* **JOB**:
Search the material below for the word "VizCreator" and copy every line in which it occurs.

* **TASK MATERIAL**:
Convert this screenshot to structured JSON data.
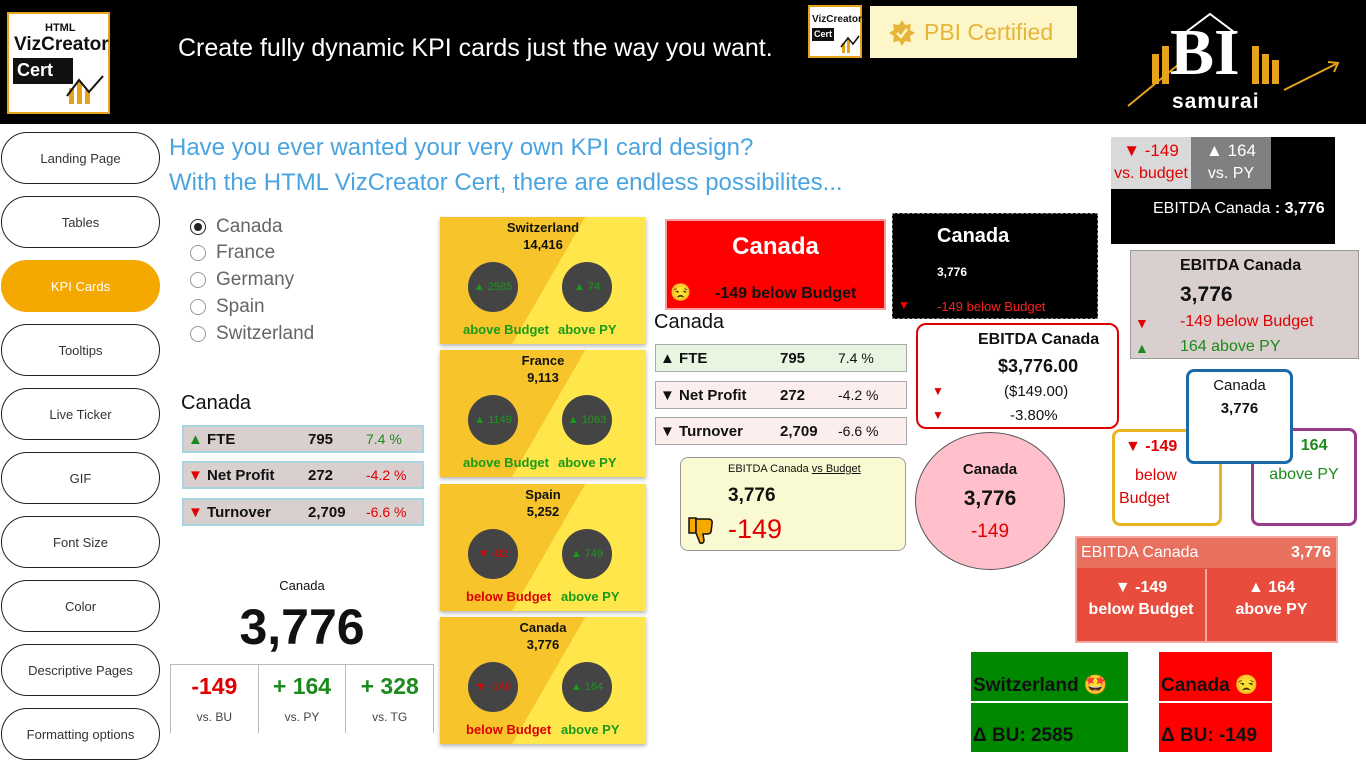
{
  "header": {
    "logo_line1": "HTML",
    "logo_line2": "VizCreator",
    "logo_line3": "Cert",
    "title": "Create fully dynamic KPI cards just the way you want.",
    "cert_badge": "PBI Certified",
    "brand_big": "BI",
    "brand_small": "samurai"
  },
  "nav": [
    {
      "label": "Landing Page"
    },
    {
      "label": "Tables"
    },
    {
      "label": "KPI Cards",
      "active": true
    },
    {
      "label": "Tooltips"
    },
    {
      "label": "Live Ticker"
    },
    {
      "label": "GIF"
    },
    {
      "label": "Font Size"
    },
    {
      "label": "Color"
    },
    {
      "label": "Descriptive Pages"
    },
    {
      "label": "Formatting options"
    }
  ],
  "intro": {
    "line1": "Have you ever wanted your very own KPI card design?",
    "line2": "With the HTML VizCreator Cert, there are endless possibilites..."
  },
  "countries": [
    "Canada",
    "France",
    "Germany",
    "Spain",
    "Switzerland"
  ],
  "selected_country": "Canada",
  "table_left": {
    "title": "Canada",
    "rows": [
      {
        "arrow": "▲",
        "name": "FTE",
        "value": "795",
        "pct": "7.4 %"
      },
      {
        "arrow": "▼",
        "name": "Net Profit",
        "value": "272",
        "pct": "-4.2 %"
      },
      {
        "arrow": "▼",
        "name": "Turnover",
        "value": "2,709",
        "pct": "-6.6 %"
      }
    ]
  },
  "table_mid": {
    "title": "Canada",
    "rows": [
      {
        "arrow": "▲",
        "name": "FTE",
        "value": "795",
        "pct": "7.4 %"
      },
      {
        "arrow": "▼",
        "name": "Net Profit",
        "value": "272",
        "pct": "-4.2 %"
      },
      {
        "arrow": "▼",
        "name": "Turnover",
        "value": "2,709",
        "pct": "-6.6 %"
      }
    ]
  },
  "big_card": {
    "country": "Canada",
    "value": "3,776",
    "cells": [
      {
        "value": "-149",
        "label": "vs. BU"
      },
      {
        "value": "+ 164",
        "label": "vs. PY"
      },
      {
        "value": "+ 328",
        "label": "vs. TG"
      }
    ]
  },
  "yellow_cards": [
    {
      "name": "Switzerland",
      "value": "14,416",
      "bu": "▲ 2585",
      "py": "▲ 74",
      "bu_label": "above Budget",
      "py_label": "above PY",
      "bu_up": true
    },
    {
      "name": "France",
      "value": "9,113",
      "bu": "▲ 1149",
      "py": "▲ 1063",
      "bu_label": "above Budget",
      "py_label": "above PY",
      "bu_up": true
    },
    {
      "name": "Spain",
      "value": "5,252",
      "bu": "▼ -82",
      "py": "▲ 749",
      "bu_label": "below Budget",
      "py_label": "above PY",
      "bu_up": false
    },
    {
      "name": "Canada",
      "value": "3,776",
      "bu": "▼ -149",
      "py": "▲ 164",
      "bu_label": "below Budget",
      "py_label": "above PY",
      "bu_up": false
    }
  ],
  "red_card": {
    "title": "Canada",
    "emoji": "😒",
    "text": "-149 below Budget"
  },
  "black_card": {
    "title": "Canada",
    "value": "3,776",
    "arrow": "▼",
    "text": "-149 below Budget"
  },
  "outlined_card": {
    "title": "EBITDA Canada",
    "value": "$3,776.00",
    "line1": "($149.00)",
    "line2": "-3.80%",
    "arrow": "▼"
  },
  "thumb_card": {
    "title": "EBITDA Canada",
    "title_link": "vs Budget",
    "value": "3,776",
    "delta": "-149"
  },
  "pink_circle": {
    "title": "Canada",
    "value": "3,776",
    "delta": "-149"
  },
  "top_right": {
    "bu_delta": "▼ -149",
    "bu_label": "vs. budget",
    "py_delta": "▲ 164",
    "py_label": "vs. PY",
    "footer": "EBITDA Canada",
    "footer_value": "3,776"
  },
  "gray_card": {
    "title": "EBITDA Canada",
    "value": "3,776",
    "line1": "-149 below Budget",
    "line2": "164 above PY"
  },
  "three_boxes": {
    "center_title": "Canada",
    "center_value": "3,776",
    "left_delta": "▼ -149",
    "left_label1": "below",
    "left_label2": "Budget",
    "right_delta": "▲ 164",
    "right_label": "above PY"
  },
  "ebitda_red": {
    "title": "EBITDA Canada",
    "value": "3,776",
    "left_delta": "▼ -149",
    "left_label": "below Budget",
    "right_delta": "▲ 164",
    "right_label": "above PY"
  },
  "flags": [
    {
      "name": "Switzerland",
      "emoji": "🤩",
      "delta": "Δ BU: 2585",
      "color": "#008800"
    },
    {
      "name": "Canada",
      "emoji": "😒",
      "delta": "Δ BU: -149",
      "color": "#ff0000"
    }
  ],
  "colors": {
    "accent": "#f5a800",
    "link_blue": "#4aa4e0",
    "red": "#e00000",
    "green": "#1a8a1a"
  }
}
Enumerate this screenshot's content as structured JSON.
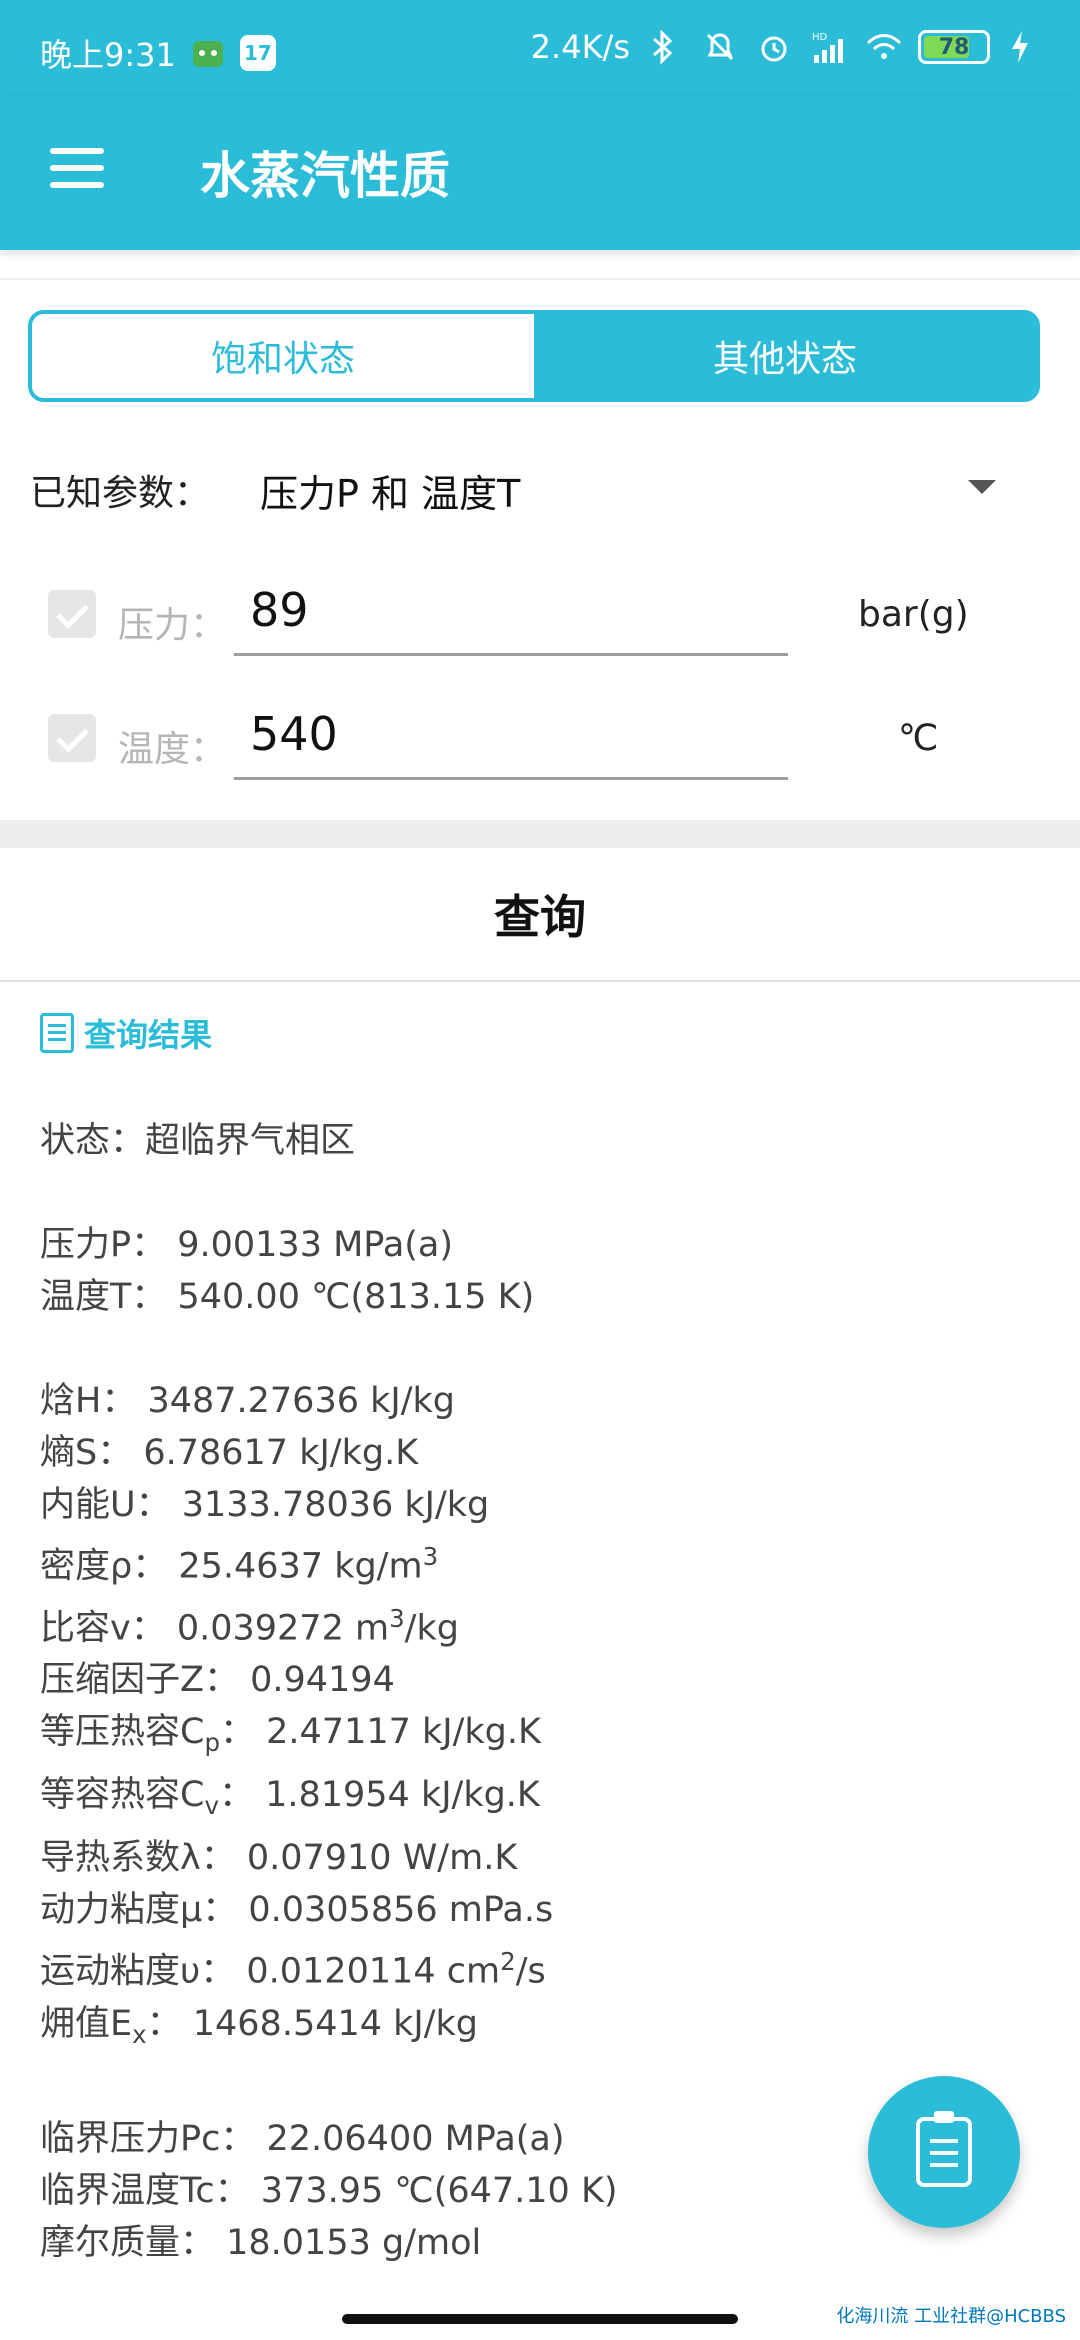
{
  "status": {
    "time": "晚上9:31",
    "net_speed": "2.4K/s",
    "battery": "78",
    "battery_level": 0.78,
    "hd": "HD",
    "calendar_day": "17"
  },
  "appbar": {
    "title": "水蒸汽性质"
  },
  "tabs": [
    {
      "label": "饱和状态",
      "active": false
    },
    {
      "label": "其他状态",
      "active": true
    }
  ],
  "known": {
    "label": "已知参数：",
    "value": "压力P 和 温度T"
  },
  "fields": {
    "pressure": {
      "label": "压力：",
      "value": "89",
      "unit": "bar(g)"
    },
    "temperature": {
      "label": "温度：",
      "value": "540",
      "unit": "℃"
    }
  },
  "query_button": "查询",
  "results_title": "查询结果",
  "results": {
    "state": "状态：超临界气相区",
    "pressure": "压力P：  9.00133 MPa(a)",
    "temperature": "温度T：  540.00 ℃(813.15 K)",
    "enthalpy": "焓H：  3487.27636 kJ/kg",
    "entropy": "熵S：  6.78617 kJ/kg.K",
    "internal_energy": "内能U：  3133.78036 kJ/kg",
    "density_prefix": "密度ρ：  25.4637 kg/m",
    "density_sup": "3",
    "spec_vol_prefix": "比容v：  0.039272 m",
    "spec_vol_sup": "3",
    "spec_vol_suffix": "/kg",
    "z_factor": "压缩因子Z：  0.94194",
    "cp_prefix": "等压热容C",
    "cp_sub": "p",
    "cp_suffix": "：  2.47117 kJ/kg.K",
    "cv_prefix": "等容热容C",
    "cv_sub": "v",
    "cv_suffix": "：  1.81954 kJ/kg.K",
    "conductivity": "导热系数λ：  0.07910 W/m.K",
    "dyn_visc": "动力粘度μ：  0.0305856 mPa.s",
    "kin_visc_prefix": "运动粘度υ：  0.0120114 cm",
    "kin_visc_sup": "2",
    "kin_visc_suffix": "/s",
    "exergy_prefix": "㶲值E",
    "exergy_sub": "x",
    "exergy_suffix": "：  1468.5414 kJ/kg",
    "critical_pressure": "临界压力Pc：  22.06400 MPa(a)",
    "critical_temperature": "临界温度Tc：  373.95 ℃(647.10 K)",
    "molar_mass": "摩尔质量：  18.0153 g/mol"
  },
  "watermark": "化海川流 工业社群@HCBBS",
  "colors": {
    "primary": "#2bbcd8",
    "battery": "#7ed957"
  }
}
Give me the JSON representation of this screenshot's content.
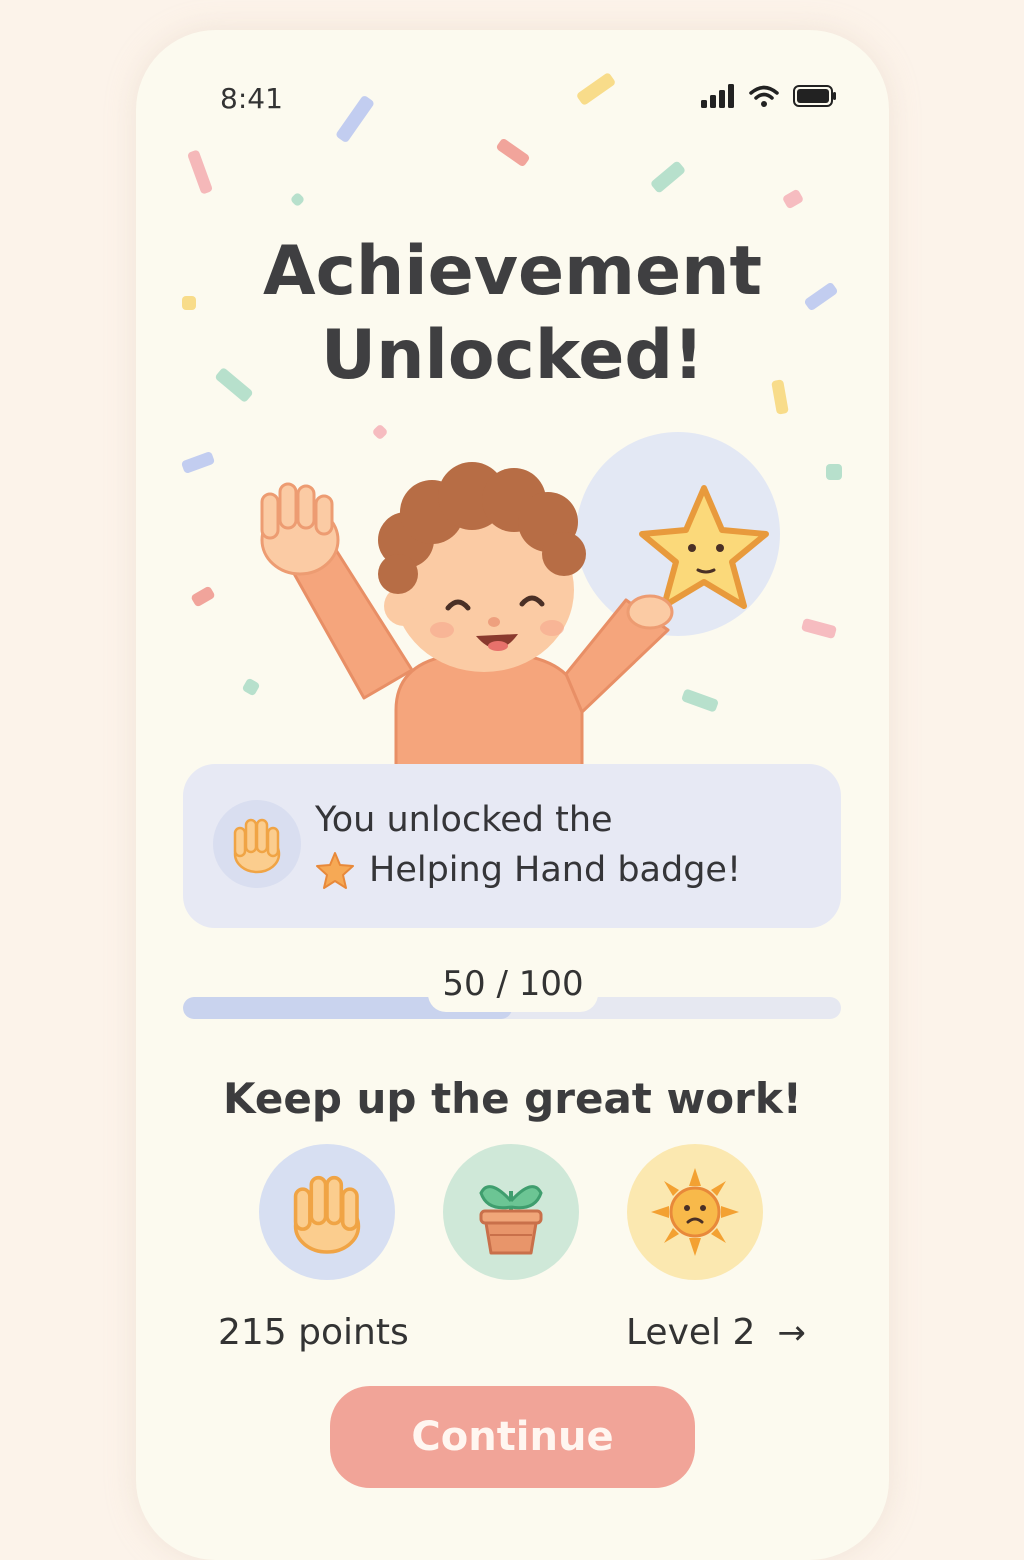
{
  "status_bar": {
    "time": "8:41",
    "icons": [
      "signal-icon",
      "wifi-icon",
      "battery-icon"
    ]
  },
  "title": {
    "line1": "Achievement",
    "line2": "Unlocked!"
  },
  "illustration": {
    "subject": "child-celebrating-with-star"
  },
  "badge_card": {
    "line1": "You unlocked the",
    "line2": "Helping Hand badge!",
    "icon": "hand-icon",
    "accent_icon": "star-icon"
  },
  "progress": {
    "label": "50 / 100",
    "current": 50,
    "max": 100
  },
  "encouragement": "Keep up the great work!",
  "badges": [
    {
      "icon": "hand-icon",
      "bg": "#d7dff2"
    },
    {
      "icon": "plant-icon",
      "bg": "#cfe8d8"
    },
    {
      "icon": "sun-icon",
      "bg": "#fbe8b0"
    }
  ],
  "stats": {
    "points": "215 points",
    "level": "Level 2",
    "level_arrow": "→"
  },
  "continue_button": "Continue",
  "colors": {
    "background": "#fcf3ea",
    "card": "#fcfaef",
    "accent": "#f1a498",
    "progress_fill": "#c9d3ee"
  }
}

* **TASK RESULT**:
    "logo_line2": "VizCreator",
    "line2": "With the HTML VizCreator Cert, there are endless possibilites..."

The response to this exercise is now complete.